| Records shown |
----------

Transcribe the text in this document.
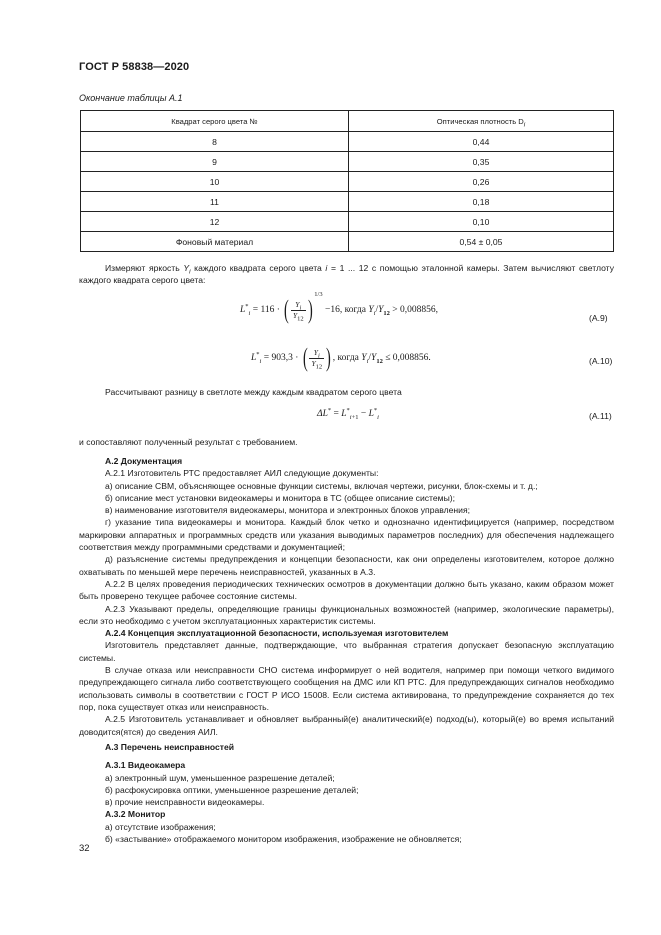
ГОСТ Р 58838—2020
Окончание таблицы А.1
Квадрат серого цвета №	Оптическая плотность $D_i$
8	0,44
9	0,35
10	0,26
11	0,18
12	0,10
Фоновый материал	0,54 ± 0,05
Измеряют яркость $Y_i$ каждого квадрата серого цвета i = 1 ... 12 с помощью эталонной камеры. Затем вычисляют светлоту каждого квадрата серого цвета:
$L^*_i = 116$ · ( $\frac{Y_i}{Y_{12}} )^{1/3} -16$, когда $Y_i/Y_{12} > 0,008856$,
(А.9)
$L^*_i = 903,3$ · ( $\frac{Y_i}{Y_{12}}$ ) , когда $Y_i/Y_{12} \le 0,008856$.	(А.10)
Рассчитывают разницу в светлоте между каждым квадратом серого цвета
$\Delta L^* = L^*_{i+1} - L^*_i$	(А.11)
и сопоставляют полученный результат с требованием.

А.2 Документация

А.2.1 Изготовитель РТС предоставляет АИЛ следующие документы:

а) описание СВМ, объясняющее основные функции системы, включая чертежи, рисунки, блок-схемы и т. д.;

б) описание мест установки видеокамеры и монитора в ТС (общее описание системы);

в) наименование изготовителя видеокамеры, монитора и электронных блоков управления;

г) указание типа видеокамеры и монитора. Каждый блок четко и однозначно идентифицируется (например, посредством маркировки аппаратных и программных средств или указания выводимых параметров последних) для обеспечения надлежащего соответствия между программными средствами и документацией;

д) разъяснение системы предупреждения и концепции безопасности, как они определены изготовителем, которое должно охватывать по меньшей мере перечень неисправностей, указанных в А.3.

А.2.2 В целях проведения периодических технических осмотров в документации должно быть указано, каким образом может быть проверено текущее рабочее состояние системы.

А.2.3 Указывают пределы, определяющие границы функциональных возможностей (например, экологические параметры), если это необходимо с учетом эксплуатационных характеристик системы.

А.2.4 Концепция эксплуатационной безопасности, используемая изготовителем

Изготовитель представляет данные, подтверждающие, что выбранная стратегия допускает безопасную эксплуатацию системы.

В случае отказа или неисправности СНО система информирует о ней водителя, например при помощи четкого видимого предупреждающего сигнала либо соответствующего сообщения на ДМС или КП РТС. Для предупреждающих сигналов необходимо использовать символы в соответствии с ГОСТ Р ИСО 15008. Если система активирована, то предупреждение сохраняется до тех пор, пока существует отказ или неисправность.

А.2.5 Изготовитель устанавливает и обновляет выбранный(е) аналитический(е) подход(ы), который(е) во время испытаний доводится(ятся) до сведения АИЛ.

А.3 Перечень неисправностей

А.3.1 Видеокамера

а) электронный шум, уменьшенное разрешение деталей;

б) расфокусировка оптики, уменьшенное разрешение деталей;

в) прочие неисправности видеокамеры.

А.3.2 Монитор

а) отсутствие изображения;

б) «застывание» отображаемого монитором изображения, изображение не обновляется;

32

----------

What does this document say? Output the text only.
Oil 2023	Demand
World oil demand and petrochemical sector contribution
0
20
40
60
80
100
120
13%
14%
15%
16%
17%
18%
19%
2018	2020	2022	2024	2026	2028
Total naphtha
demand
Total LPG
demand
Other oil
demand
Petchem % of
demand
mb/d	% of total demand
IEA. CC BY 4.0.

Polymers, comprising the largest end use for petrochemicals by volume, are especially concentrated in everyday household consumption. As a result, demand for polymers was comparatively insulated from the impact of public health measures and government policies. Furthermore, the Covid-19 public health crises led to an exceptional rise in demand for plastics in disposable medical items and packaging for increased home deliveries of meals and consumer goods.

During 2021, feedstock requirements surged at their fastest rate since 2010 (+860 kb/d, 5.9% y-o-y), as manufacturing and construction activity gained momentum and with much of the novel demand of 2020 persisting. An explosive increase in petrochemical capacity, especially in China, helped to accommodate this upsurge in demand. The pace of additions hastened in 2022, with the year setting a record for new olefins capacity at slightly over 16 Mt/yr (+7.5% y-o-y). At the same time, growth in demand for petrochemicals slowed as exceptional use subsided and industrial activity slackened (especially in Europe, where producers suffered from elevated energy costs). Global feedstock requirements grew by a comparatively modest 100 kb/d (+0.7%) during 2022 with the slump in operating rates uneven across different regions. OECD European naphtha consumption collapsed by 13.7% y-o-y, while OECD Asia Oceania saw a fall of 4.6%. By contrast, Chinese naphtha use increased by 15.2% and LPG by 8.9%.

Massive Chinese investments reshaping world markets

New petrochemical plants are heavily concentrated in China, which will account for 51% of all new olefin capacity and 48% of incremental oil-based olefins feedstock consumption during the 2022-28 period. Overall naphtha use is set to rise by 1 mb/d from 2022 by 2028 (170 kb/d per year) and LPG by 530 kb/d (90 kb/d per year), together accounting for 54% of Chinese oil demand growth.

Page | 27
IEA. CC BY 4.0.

----------

Copy every line above that includes the string "неисправности".

| Exercise answer |
В случае отказа или неисправности СНО система информирует о ней водителя, например при помощи четкого видимого предупреждающего сигнала либо соответствующего сообщения на ДМС или КП РТС. Для предупреждающих сигналов необходимо использовать символы в соответствии с ГОСТ Р ИСО 15008. Если система активирована, то предупреждение сохраняется до тех пор, пока существует отказ или неисправность.
в) прочие неисправности видеокамеры.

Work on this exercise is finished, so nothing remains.